Task instructions: Look through the lines of the material and count those containing "Quattropani". Give that count alone.

Input rows:
◆ ◆ ◆

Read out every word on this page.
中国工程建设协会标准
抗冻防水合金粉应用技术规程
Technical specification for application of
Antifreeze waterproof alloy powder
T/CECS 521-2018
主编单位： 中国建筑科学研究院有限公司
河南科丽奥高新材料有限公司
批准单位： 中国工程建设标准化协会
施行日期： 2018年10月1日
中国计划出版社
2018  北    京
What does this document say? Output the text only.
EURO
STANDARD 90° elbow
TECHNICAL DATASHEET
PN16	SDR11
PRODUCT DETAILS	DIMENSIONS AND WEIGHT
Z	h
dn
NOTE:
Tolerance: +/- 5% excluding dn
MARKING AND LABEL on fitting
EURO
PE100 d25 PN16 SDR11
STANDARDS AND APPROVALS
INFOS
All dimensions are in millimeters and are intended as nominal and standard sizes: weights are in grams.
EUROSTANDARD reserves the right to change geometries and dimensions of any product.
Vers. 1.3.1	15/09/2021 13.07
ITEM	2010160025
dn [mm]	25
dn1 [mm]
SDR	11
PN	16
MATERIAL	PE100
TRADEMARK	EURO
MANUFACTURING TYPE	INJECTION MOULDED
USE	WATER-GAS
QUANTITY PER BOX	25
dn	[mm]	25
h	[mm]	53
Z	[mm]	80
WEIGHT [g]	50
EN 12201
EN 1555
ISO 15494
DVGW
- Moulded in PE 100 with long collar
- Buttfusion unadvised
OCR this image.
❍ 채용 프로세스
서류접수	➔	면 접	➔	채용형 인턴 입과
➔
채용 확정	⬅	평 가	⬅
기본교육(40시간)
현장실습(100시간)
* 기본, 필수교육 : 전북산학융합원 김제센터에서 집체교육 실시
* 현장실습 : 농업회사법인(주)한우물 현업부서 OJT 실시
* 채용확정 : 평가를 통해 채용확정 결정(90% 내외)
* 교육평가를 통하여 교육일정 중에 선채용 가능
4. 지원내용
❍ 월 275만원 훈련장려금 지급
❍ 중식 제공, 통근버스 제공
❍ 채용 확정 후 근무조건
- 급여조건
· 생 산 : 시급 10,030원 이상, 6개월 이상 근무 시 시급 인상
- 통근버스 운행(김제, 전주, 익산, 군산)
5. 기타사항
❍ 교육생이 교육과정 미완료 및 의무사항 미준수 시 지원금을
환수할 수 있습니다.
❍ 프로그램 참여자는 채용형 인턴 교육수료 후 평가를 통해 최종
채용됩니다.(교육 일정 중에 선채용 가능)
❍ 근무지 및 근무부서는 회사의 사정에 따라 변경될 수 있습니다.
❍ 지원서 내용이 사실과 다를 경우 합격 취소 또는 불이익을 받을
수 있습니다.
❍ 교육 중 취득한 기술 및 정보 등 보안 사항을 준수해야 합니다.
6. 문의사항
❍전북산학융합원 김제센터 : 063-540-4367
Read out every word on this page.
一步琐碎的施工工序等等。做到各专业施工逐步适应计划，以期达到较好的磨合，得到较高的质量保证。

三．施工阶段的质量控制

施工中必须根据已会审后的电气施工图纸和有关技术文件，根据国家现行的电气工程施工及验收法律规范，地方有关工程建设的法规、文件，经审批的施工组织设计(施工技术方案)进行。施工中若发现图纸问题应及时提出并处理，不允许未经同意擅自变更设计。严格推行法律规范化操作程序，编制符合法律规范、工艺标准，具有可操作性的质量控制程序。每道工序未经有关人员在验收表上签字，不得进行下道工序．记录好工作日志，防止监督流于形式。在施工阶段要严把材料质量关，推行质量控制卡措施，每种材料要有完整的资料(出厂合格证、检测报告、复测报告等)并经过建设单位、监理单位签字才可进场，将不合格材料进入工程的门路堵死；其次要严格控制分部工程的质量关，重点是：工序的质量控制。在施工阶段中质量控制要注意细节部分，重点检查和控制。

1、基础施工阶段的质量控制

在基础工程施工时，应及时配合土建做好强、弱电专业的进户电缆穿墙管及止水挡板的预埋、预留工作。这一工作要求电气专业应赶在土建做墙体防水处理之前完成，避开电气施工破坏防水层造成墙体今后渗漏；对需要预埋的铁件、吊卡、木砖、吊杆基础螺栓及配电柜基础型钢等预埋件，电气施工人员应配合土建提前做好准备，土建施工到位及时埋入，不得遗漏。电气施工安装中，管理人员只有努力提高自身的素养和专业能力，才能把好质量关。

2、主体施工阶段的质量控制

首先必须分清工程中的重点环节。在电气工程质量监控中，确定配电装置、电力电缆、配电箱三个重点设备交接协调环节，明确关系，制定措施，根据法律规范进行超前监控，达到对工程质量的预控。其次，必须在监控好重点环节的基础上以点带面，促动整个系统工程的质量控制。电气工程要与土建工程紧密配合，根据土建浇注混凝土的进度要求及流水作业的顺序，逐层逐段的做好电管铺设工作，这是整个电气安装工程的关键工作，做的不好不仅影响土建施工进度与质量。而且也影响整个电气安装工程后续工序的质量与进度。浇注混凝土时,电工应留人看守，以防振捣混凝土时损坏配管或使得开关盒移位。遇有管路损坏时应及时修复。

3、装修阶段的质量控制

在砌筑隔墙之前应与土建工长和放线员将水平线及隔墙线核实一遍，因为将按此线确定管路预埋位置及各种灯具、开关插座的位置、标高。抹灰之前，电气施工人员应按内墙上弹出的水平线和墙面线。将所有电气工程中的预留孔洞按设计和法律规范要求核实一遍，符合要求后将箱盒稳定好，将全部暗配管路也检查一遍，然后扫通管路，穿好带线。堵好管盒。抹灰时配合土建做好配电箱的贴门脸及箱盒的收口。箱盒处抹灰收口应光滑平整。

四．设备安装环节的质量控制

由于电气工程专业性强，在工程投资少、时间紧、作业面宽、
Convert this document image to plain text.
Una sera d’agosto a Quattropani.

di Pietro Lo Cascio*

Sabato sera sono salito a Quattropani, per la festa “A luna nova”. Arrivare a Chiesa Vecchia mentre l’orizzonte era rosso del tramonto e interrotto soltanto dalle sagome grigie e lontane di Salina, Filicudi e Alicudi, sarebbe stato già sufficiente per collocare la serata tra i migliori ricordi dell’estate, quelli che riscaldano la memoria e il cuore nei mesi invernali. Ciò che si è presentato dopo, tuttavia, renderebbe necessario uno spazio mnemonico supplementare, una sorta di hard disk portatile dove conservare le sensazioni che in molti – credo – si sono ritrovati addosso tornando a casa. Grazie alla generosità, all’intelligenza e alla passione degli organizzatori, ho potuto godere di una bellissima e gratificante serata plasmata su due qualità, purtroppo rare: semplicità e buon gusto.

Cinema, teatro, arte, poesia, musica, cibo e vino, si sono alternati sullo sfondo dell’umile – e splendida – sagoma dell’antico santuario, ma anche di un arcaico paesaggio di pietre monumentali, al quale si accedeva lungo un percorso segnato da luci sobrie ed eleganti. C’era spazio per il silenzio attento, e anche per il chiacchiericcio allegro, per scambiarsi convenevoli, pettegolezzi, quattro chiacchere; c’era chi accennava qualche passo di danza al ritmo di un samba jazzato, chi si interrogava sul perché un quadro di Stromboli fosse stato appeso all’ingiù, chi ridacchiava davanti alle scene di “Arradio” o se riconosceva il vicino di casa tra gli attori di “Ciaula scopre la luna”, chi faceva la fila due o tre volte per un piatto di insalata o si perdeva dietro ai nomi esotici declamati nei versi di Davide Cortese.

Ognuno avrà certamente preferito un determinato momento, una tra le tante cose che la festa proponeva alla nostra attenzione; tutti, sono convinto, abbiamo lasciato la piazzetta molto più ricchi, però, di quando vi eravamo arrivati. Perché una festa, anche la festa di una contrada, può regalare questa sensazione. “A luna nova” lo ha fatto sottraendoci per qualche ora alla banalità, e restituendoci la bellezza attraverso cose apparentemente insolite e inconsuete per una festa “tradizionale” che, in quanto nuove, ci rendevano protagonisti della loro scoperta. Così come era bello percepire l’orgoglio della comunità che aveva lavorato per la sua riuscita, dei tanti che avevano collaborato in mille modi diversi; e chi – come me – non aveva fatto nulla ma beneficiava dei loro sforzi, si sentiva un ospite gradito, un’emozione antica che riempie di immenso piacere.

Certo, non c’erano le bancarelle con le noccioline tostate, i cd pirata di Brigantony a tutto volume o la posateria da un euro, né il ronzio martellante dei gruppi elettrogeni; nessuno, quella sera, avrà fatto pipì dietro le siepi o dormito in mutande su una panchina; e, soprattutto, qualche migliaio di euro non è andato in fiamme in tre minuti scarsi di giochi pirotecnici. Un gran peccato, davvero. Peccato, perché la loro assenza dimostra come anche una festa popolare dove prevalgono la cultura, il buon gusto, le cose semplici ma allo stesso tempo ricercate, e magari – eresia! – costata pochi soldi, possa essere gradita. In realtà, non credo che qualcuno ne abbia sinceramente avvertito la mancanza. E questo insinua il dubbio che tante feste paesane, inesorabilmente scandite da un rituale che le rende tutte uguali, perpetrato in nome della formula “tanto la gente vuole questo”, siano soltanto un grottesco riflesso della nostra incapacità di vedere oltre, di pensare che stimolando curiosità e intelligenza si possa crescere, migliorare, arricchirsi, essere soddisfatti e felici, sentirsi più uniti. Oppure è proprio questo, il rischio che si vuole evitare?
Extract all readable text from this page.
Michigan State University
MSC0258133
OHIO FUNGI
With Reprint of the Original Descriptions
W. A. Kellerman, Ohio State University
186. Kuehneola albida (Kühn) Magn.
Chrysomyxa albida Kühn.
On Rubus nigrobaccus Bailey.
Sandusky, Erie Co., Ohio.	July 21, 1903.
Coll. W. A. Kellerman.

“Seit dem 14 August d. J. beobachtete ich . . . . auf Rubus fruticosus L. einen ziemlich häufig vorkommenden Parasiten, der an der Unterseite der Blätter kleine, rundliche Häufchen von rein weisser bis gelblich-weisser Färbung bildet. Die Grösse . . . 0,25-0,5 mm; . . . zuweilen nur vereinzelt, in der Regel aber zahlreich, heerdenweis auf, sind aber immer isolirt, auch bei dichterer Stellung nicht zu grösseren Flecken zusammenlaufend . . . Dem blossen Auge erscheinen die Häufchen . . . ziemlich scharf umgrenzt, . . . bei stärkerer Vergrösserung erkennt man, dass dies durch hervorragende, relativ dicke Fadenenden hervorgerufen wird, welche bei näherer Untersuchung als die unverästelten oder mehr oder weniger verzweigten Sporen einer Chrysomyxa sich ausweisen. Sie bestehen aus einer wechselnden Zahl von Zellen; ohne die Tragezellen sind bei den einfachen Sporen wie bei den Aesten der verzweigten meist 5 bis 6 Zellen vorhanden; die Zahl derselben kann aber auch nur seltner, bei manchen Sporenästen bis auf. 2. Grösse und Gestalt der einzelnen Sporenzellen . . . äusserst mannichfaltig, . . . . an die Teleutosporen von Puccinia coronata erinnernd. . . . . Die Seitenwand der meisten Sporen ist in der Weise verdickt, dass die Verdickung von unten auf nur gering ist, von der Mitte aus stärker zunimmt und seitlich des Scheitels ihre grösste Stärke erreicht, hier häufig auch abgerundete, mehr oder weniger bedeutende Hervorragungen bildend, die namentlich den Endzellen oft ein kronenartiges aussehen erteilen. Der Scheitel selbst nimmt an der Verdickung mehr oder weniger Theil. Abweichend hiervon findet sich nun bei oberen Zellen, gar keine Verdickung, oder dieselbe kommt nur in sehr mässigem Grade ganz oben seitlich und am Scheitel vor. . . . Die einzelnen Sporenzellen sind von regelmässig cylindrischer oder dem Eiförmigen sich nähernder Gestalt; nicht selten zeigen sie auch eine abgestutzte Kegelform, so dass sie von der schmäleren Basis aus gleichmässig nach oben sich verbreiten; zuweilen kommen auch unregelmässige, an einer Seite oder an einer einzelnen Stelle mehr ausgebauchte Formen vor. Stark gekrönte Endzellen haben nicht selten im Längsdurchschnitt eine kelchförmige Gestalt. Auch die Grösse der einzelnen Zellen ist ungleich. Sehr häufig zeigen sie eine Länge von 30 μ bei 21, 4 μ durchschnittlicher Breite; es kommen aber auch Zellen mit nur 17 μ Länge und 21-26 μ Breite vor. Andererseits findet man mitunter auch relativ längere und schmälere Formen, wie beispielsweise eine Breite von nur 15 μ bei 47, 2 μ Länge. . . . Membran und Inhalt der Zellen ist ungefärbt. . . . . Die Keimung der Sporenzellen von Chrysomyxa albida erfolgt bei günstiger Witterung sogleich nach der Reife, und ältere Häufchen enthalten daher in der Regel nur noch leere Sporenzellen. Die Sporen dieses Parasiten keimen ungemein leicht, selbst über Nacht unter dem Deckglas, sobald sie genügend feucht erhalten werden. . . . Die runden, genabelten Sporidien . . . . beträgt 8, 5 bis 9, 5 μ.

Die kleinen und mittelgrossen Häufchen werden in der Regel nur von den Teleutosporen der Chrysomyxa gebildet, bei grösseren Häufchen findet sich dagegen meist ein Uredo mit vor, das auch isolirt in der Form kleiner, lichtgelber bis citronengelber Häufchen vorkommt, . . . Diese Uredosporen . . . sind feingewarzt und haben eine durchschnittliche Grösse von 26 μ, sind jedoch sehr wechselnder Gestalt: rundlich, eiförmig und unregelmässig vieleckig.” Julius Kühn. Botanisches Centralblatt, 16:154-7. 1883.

◆ ◆ ◆

Solution to this problem: 2